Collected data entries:
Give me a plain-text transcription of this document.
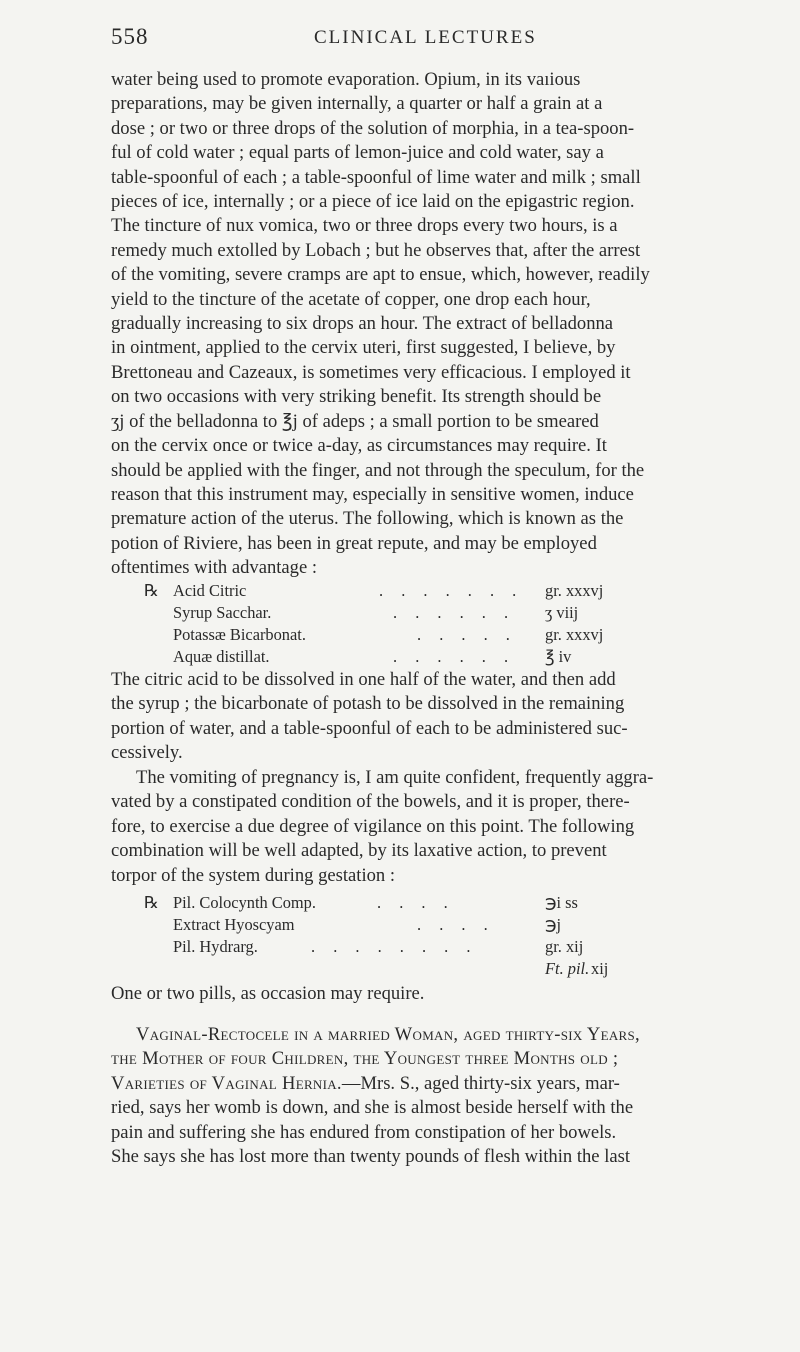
558	CLINICAL LECTURES
water being used to promote evaporation. Opium, in its vaıious
preparations, may be given internally, a quarter or half a grain at a
dose ; or two or three drops of the solution of morphia, in a tea-spoon-
ful of cold water ; equal parts of lemon-juice and cold water, say a
table-spoonful of each ; a table-spoonful of lime water and milk ; small
pieces of ice, internally ; or a piece of ice laid on the epigastric region.
The tincture of nux vomica, two or three drops every two hours, is a
remedy much extolled by Lobach ; but he observes that, after the arrest
of the vomiting, severe cramps are apt to ensue, which, however, readily
yield to the tincture of the acetate of copper, one drop each hour,
gradually increasing to six drops an hour. The extract of belladonna
in ointment, applied to the cervix uteri, first suggested, I believe, by
Brettoneau and Cazeaux, is sometimes very efficacious. I employed it
on two occasions with very striking benefit. Its strength should be
ʒj of the belladonna to ℥j of adeps ; a small portion to be smeared
on the cervix once or twice a-day, as circumstances may require. It
should be applied with the finger, and not through the speculum, for the
reason that this instrument may, especially in sensitive women, induce
premature action of the uterus. The following, which is known as the
potion of Riviere, has been in great repute, and may be employed
oftentimes with advantage :
℞ Acid Citric	. . . . . . . gr. xxxvj
Syrup Sacchar.	. . . . . . ʒ viij
Potassæ Bicarbonat.	. . . . . gr. xxxvj
Aquæ distillat.	. . . . . . ℥ iv
The citric acid to be dissolved in one half of the water, and then add
the syrup ; the bicarbonate of potash to be dissolved in the remaining
portion of water, and a table-spoonful of each to be administered suc-
cessively.
The vomiting of pregnancy is, I am quite confident, frequently aggra-
vated by a constipated condition of the bowels, and it is proper, there-
fore, to exercise a due degree of vigilance on this point. The following
combination will be well adapted, by its laxative action, to prevent
torpor of the system during gestation :
℞ Pil. Colocynth Comp.	. . . .	℈i ss
Extract Hyoscyam	. . . .	℈j
Pil. Hydrarg.	. . . . . . . .	gr. xij
Ft. pil. xij
One or two pills, as occasion may require.
Vaginal-Rectocele in a married Woman, aged thirty-six Years,
the Mother of four Children, the Youngest three Months old ;
Varieties of Vaginal Hernia.—Mrs. S., aged thirty-six years, mar-
ried, says her womb is down, and she is almost beside herself with the
pain and suffering she has endured from constipation of her bowels.
She says she has lost more than twenty pounds of flesh within the last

◆ **Prompt**: Every line in the data above that contains "applied" needs to be copied.

◆ **Written answer**:
in ointment, applied to the cervix uteri, first suggested, I believe, by
should be applied with the finger, and not through the speculum, for the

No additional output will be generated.